_WHAT THE TASK REQUIRES_. Locate all lines in the data below that hold "خریدار" and show them.

_RAW RECORDS_.

## start

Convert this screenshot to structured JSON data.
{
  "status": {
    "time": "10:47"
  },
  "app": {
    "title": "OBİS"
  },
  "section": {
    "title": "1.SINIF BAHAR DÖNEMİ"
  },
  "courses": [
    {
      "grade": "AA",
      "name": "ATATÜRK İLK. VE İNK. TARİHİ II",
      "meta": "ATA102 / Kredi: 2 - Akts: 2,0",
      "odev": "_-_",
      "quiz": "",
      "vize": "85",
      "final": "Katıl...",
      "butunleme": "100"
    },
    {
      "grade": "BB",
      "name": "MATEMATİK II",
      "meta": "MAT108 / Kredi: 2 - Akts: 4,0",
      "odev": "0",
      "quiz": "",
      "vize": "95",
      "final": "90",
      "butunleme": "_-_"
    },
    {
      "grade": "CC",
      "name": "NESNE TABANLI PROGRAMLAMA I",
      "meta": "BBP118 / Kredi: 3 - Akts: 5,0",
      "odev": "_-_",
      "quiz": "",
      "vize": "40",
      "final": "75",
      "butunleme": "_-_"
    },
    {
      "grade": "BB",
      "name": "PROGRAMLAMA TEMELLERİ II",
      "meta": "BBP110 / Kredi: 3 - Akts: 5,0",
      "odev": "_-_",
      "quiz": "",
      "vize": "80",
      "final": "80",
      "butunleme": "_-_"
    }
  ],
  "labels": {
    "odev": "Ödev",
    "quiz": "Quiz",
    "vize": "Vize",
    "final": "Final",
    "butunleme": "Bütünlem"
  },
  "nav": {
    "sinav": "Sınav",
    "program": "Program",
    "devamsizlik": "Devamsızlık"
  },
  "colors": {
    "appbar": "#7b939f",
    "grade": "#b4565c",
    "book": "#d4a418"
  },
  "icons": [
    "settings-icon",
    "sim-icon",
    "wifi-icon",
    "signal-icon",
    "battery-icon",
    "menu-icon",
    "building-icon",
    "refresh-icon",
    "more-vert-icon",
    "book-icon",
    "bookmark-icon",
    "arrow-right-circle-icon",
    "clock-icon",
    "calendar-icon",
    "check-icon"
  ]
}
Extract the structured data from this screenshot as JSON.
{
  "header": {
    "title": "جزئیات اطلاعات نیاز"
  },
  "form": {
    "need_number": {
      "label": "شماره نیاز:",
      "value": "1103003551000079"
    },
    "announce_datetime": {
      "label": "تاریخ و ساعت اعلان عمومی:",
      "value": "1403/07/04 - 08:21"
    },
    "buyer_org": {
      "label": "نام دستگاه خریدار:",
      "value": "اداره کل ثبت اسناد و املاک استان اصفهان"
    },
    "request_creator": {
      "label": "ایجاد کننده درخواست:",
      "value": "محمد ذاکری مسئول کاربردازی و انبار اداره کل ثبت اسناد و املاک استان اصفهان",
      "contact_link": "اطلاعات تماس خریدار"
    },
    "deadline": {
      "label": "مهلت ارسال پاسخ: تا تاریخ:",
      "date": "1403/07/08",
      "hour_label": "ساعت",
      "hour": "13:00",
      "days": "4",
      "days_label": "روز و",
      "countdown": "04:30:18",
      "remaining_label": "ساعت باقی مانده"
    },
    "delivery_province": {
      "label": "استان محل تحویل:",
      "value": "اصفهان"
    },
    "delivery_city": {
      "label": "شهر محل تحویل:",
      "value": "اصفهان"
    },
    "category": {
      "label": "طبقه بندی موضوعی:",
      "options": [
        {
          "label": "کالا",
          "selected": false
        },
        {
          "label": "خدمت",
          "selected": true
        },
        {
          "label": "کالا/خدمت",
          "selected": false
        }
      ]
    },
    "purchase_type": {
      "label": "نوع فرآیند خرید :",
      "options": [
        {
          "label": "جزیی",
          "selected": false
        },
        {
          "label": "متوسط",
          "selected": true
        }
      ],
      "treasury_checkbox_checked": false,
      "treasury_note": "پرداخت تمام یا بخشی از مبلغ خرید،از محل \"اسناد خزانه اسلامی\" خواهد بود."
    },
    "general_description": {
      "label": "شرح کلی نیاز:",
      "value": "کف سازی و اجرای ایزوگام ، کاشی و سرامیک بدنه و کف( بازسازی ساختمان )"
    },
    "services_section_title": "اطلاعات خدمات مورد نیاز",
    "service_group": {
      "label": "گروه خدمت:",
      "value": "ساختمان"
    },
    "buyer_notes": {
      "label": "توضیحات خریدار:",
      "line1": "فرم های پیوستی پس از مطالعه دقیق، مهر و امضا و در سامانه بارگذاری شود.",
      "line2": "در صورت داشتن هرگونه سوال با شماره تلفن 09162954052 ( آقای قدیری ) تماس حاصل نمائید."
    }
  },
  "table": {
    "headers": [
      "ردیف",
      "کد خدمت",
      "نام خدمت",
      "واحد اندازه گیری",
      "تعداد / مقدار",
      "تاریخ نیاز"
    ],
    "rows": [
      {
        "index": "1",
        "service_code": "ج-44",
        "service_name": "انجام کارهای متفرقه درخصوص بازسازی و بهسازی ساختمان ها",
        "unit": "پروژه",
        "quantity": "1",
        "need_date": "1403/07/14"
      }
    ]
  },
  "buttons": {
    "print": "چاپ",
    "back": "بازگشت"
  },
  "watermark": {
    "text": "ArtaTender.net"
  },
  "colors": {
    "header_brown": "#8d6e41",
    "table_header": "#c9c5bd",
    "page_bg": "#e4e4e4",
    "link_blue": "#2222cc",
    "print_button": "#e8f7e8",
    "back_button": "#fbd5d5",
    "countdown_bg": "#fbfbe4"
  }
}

## end

_WORKED SOLUTION_.
      "label": "نام دستگاه خریدار:",
      "contact_link": "اطلاعات تماس خریدار"
      "label": "توضیحات خریدار:",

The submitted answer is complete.